The EROEI ratio is probably adequate for comparing two “like products”–say tight oil produced in North Dakota vs tight oil produced in Texas, or a ten year change in North Dakota energy ratios, but it doesn’t work well when comparing dissimilar types of energy. In particular, the model tends to be very misleading when comparing an energy source that requires subsidies to an energy source that puts off huge tax revenue to support local governments.
When there are multiple limits that are being encountered, it is the financial system that brings all of the limits together. Furthermore, it is governments that are at risk of failing, if enough surplus energy is not produced. It is very difficult to build models that cross academic areas, so we tend to find models that reflect “silo” thinking of one particular academic specialty. These models can offer some insight, but it is easy to assume that they have more predictive value than they do.
■ ■ ■ ■ ■ ■ ■
Requirement 1: In the EROEI passage, what brings all of the limits together when multiple limits are being encountered?
Requirement 2: Take the EROEI passage further, picking up right after its final sentence.
The listing that follows the EROEI passage comes from a separate source.

Available data:
■ ■ ■ ■ ■ ■ ■
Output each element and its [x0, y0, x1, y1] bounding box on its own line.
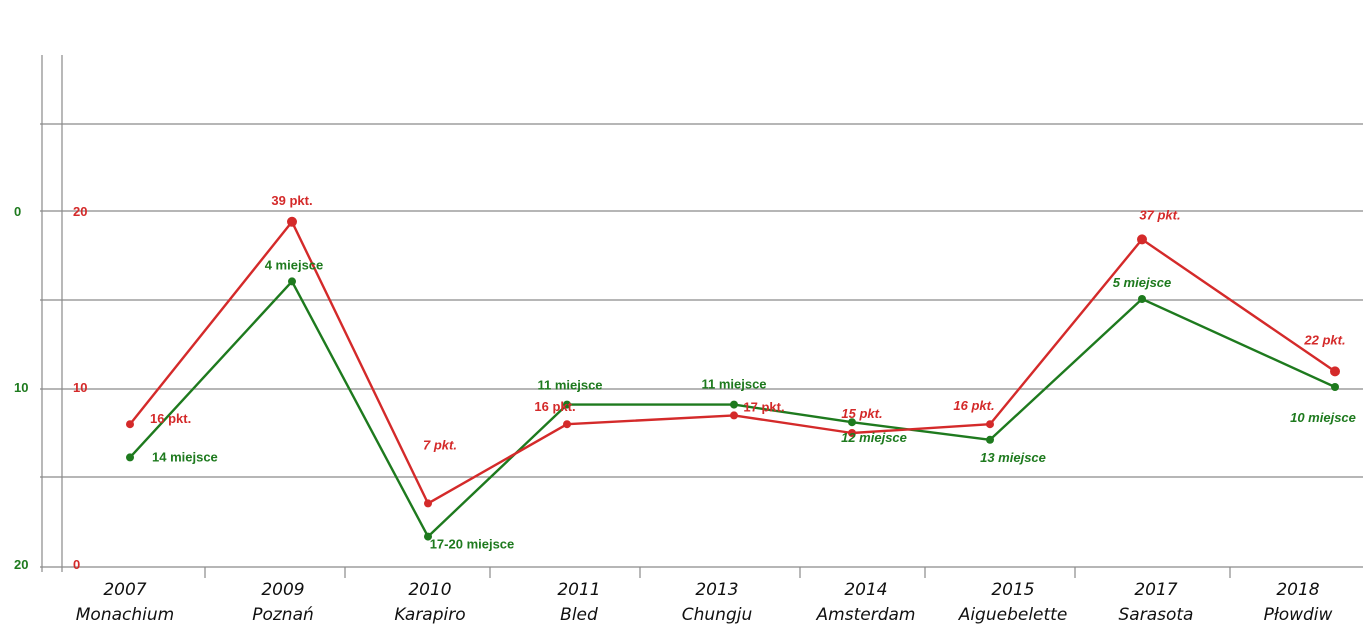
■ ■ ■ ■ ■ ■ ■
Final answer 1: The financial system.

Final answer 2:
Unfortunately, the limits we are reaching seem to be financial and political in nature. If these are the real limits, we seem to be not far away from the simultaneous drop in the production of many energy products. This type of limit gives a much steeper drop off than the frequently quoted symmetric “bell curve of oil production.” The shape of the drop off corresponds to (1) the type of drop off experienced by previous civilizations when they collapsed, (2) the type of drop-off I have forecast for world energy consumption, and (3) Ugo Bardi’s Seneca cliff. The 1972 book Limits to Growth by Donella Meadows et al. says (page 125), “The behavior mode of of the system shown in figure 35 is clearly that of overshoot and collapse,” so it tends to come to the same conclusion as well.